GOAL OF THE EXERCISE – Identify all lines below that hold "icon" and collect them.

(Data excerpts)
◆ ◆ ◆ ◆ ◆
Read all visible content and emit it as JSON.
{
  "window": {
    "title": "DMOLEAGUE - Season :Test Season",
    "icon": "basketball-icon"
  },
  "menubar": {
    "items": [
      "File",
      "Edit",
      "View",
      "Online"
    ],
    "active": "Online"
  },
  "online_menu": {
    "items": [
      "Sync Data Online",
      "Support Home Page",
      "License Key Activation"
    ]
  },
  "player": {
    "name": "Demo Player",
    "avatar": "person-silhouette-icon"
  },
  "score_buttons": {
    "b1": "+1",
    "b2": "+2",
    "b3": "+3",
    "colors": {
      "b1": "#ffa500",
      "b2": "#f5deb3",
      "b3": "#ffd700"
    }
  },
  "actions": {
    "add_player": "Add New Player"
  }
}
◆ ◆ ◆ ◆ ◆
ANSWER TO THE EXERCISE –
    "icon": "basketball-icon"
    "avatar": "person-silhouette-icon"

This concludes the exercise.